--- WHAT IS NEEDED ---
Repeat all of the records verbatim.

>> BEGIN ENTRIES

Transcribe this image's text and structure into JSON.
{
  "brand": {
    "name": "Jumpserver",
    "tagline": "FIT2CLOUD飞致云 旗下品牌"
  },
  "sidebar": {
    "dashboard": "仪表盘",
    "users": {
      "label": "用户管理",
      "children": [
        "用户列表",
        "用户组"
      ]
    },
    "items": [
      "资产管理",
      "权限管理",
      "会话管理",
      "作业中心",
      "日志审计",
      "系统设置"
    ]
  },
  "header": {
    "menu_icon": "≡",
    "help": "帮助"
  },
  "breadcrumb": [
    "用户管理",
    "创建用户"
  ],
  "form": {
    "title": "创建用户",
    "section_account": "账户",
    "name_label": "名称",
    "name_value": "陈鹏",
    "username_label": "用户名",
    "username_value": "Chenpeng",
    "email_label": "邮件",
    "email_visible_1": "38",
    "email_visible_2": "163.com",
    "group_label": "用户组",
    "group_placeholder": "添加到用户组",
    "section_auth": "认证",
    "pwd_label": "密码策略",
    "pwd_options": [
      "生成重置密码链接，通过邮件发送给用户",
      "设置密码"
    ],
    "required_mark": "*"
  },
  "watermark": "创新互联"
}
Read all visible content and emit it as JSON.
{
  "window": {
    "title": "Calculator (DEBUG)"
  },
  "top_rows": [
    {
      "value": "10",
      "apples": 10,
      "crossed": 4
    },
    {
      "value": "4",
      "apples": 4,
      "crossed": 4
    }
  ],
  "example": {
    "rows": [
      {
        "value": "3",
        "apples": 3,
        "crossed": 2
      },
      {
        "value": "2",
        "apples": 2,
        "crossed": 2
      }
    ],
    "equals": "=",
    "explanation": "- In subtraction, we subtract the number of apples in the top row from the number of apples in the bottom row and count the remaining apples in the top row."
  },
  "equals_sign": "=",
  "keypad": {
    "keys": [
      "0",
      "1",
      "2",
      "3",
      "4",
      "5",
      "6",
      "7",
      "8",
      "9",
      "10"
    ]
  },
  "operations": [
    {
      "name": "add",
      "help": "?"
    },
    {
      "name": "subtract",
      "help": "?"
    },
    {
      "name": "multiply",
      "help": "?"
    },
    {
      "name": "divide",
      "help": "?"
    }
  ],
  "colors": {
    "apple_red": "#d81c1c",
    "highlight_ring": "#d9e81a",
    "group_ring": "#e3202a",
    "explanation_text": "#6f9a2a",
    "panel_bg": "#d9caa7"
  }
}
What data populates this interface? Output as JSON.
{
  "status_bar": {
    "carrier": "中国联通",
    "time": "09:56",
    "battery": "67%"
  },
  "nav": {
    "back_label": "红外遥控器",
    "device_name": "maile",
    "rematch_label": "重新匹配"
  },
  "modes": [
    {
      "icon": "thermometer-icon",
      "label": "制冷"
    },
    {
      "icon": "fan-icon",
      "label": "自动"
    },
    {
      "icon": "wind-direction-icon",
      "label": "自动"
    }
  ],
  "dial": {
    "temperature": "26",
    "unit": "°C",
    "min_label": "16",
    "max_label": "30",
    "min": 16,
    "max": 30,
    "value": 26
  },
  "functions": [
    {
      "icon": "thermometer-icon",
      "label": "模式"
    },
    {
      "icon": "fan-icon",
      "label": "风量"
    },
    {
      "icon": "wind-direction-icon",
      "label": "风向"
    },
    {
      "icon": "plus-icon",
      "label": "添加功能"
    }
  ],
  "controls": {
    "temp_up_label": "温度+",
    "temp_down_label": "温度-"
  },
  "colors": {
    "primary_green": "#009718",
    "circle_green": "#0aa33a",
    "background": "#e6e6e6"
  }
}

>> END ENTRIES

--- OUTPUT OF THE EXERCISE ---
Transcribe this image's text and structure into JSON.
{
  "brand": {
    "name": "Jumpserver",
    "tagline": "FIT2CLOUD飞致云 旗下品牌"
  },
  "sidebar": {
    "dashboard": "仪表盘",
    "users": {
      "label": "用户管理",
      "children": [
        "用户列表",
        "用户组"
      ]
    },
    "items": [
      "资产管理",
      "权限管理",
      "会话管理",
      "作业中心",
      "日志审计",
      "系统设置"
    ]
  },
  "header": {
    "menu_icon": "≡",
    "help": "帮助"
  },
  "breadcrumb": [
    "用户管理",
    "创建用户"
  ],
  "form": {
    "title": "创建用户",
    "section_account": "账户",
    "name_label": "名称",
    "name_value": "陈鹏",
    "username_label": "用户名",
    "username_value": "Chenpeng",
    "email_label": "邮件",
    "email_visible_1": "38",
    "email_visible_2": "163.com",
    "group_label": "用户组",
    "group_placeholder": "添加到用户组",
    "section_auth": "认证",
    "pwd_label": "密码策略",
    "pwd_options": [
      "生成重置密码链接，通过邮件发送给用户",
      "设置密码"
    ],
    "required_mark": "*"
  },
  "watermark": "创新互联"
}
Read all visible content and emit it as JSON.
{
  "window": {
    "title": "Calculator (DEBUG)"
  },
  "top_rows": [
    {
      "value": "10",
      "apples": 10,
      "crossed": 4
    },
    {
      "value": "4",
      "apples": 4,
      "crossed": 4
    }
  ],
  "example": {
    "rows": [
      {
        "value": "3",
        "apples": 3,
        "crossed": 2
      },
      {
        "value": "2",
        "apples": 2,
        "crossed": 2
      }
    ],
    "equals": "=",
    "explanation": "- In subtraction, we subtract the number of apples in the top row from the number of apples in the bottom row and count the remaining apples in the top row."
  },
  "equals_sign": "=",
  "keypad": {
    "keys": [
      "0",
      "1",
      "2",
      "3",
      "4",
      "5",
      "6",
      "7",
      "8",
      "9",
      "10"
    ]
  },
  "operations": [
    {
      "name": "add",
      "help": "?"
    },
    {
      "name": "subtract",
      "help": "?"
    },
    {
      "name": "multiply",
      "help": "?"
    },
    {
      "name": "divide",
      "help": "?"
    }
  ],
  "colors": {
    "apple_red": "#d81c1c",
    "highlight_ring": "#d9e81a",
    "group_ring": "#e3202a",
    "explanation_text": "#6f9a2a",
    "panel_bg": "#d9caa7"
  }
}
What data populates this interface? Output as JSON.
{
  "status_bar": {
    "carrier": "中国联通",
    "time": "09:56",
    "battery": "67%"
  },
  "nav": {
    "back_label": "红外遥控器",
    "device_name": "maile",
    "rematch_label": "重新匹配"
  },
  "modes": [
    {
      "icon": "thermometer-icon",
      "label": "制冷"
    },
    {
      "icon": "fan-icon",
      "label": "自动"
    },
    {
      "icon": "wind-direction-icon",
      "label": "自动"
    }
  ],
  "dial": {
    "temperature": "26",
    "unit": "°C",
    "min_label": "16",
    "max_label": "30",
    "min": 16,
    "max": 30,
    "value": 26
  },
  "functions": [
    {
      "icon": "thermometer-icon",
      "label": "模式"
    },
    {
      "icon": "fan-icon",
      "label": "风量"
    },
    {
      "icon": "wind-direction-icon",
      "label": "风向"
    },
    {
      "icon": "plus-icon",
      "label": "添加功能"
    }
  ],
  "controls": {
    "temp_up_label": "温度+",
    "temp_down_label": "温度-"
  },
  "colors": {
    "primary_green": "#009718",
    "circle_green": "#0aa33a",
    "background": "#e6e6e6"
  }
}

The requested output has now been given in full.